*Your task*
Give the number of lines holding the string "active" and nothing more.

------ Material for this task

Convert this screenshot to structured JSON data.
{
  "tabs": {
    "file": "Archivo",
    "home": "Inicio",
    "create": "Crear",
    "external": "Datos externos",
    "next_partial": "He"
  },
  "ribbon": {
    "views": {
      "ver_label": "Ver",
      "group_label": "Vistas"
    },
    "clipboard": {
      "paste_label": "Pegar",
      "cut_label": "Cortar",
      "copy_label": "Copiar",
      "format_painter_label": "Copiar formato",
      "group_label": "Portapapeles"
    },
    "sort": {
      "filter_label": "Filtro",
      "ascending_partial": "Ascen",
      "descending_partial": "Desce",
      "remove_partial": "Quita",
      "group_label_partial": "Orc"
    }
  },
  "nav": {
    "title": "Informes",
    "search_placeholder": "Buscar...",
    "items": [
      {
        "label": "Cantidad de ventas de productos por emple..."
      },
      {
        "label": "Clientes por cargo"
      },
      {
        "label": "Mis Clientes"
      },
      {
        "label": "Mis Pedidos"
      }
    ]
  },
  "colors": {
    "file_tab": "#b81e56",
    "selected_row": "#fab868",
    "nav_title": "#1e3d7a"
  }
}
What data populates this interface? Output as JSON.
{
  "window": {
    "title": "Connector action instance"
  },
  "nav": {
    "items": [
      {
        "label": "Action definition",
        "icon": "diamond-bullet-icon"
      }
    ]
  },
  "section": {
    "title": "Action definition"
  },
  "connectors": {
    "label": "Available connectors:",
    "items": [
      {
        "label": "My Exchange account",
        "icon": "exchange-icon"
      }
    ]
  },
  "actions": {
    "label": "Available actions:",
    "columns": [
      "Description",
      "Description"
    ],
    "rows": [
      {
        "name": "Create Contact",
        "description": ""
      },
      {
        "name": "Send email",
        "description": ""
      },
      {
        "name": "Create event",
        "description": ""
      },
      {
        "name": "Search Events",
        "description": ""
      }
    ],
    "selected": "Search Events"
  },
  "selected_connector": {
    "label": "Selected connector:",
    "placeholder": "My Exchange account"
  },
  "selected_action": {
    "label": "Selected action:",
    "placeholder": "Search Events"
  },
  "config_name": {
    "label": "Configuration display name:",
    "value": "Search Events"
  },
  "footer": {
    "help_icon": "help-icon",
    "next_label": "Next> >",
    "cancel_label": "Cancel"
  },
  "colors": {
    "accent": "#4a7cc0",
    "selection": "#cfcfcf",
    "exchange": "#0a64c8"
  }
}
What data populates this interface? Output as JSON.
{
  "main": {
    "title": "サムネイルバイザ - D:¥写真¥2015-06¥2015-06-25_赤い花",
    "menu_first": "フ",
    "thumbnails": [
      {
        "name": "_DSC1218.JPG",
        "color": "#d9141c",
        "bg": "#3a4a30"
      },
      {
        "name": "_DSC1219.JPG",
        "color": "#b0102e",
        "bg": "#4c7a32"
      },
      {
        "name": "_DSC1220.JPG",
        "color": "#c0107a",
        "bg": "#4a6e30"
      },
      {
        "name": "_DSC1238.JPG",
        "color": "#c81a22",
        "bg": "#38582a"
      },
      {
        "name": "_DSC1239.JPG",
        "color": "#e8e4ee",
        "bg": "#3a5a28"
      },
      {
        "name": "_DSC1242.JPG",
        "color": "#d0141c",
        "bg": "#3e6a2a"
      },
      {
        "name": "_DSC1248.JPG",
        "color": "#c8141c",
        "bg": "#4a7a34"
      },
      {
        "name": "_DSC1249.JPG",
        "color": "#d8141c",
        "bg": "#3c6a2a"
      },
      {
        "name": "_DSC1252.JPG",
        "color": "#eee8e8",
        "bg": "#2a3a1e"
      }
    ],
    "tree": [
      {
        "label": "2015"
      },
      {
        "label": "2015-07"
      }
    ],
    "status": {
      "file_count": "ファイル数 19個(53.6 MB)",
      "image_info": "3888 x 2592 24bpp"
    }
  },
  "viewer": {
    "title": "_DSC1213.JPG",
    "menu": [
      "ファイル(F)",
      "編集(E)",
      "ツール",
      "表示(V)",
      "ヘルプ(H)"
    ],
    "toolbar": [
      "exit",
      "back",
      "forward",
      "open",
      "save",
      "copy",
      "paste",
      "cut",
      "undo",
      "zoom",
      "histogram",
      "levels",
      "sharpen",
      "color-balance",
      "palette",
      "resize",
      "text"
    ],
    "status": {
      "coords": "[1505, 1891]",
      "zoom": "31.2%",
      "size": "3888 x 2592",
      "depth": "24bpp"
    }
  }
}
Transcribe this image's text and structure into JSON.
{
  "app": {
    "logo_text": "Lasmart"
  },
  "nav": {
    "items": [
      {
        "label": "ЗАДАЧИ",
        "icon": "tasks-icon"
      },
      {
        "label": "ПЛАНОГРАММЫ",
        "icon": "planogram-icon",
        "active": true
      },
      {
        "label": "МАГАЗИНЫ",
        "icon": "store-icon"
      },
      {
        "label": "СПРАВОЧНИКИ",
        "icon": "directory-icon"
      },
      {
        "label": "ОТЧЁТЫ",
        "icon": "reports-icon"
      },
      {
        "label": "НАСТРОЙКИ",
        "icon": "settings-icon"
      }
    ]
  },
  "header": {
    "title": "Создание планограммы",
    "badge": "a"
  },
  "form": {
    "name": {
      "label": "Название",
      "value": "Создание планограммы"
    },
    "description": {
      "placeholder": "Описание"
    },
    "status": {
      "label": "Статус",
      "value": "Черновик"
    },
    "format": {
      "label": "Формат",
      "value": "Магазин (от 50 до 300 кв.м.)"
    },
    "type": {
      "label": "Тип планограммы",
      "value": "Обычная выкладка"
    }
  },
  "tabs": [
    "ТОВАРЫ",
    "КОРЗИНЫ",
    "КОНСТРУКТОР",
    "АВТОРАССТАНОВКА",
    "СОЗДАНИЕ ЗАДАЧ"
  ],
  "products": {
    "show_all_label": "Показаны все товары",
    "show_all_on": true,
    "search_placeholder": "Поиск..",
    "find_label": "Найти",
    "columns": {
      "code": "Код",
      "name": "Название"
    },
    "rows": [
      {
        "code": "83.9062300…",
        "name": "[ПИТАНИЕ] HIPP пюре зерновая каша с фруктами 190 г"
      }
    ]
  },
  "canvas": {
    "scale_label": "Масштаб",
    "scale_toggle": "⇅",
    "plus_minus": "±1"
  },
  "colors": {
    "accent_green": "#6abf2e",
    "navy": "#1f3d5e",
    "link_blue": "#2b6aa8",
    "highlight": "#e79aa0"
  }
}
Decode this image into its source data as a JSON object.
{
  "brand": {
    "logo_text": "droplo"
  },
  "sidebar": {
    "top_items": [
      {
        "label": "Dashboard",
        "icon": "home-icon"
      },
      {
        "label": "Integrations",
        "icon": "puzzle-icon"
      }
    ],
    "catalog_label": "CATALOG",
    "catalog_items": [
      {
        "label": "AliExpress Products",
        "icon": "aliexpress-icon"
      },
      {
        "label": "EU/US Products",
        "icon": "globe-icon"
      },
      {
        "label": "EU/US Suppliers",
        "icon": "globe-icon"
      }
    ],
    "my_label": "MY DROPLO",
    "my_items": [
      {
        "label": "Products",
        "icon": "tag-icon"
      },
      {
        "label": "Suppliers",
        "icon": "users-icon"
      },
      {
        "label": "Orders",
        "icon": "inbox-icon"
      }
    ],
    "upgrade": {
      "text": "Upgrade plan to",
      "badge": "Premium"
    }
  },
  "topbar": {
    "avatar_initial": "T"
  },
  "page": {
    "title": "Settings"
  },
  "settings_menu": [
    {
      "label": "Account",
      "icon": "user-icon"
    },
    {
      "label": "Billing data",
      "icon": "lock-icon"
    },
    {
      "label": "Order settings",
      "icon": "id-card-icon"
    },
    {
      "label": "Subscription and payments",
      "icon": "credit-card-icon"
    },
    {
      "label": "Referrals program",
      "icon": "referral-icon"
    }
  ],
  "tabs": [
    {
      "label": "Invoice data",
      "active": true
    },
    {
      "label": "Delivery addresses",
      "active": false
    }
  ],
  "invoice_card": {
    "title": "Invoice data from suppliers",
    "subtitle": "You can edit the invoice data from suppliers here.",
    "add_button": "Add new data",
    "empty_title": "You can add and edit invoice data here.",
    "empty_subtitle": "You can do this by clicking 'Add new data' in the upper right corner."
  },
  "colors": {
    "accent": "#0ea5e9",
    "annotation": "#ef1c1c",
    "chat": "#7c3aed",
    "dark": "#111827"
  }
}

------------

*Completed exercise*
3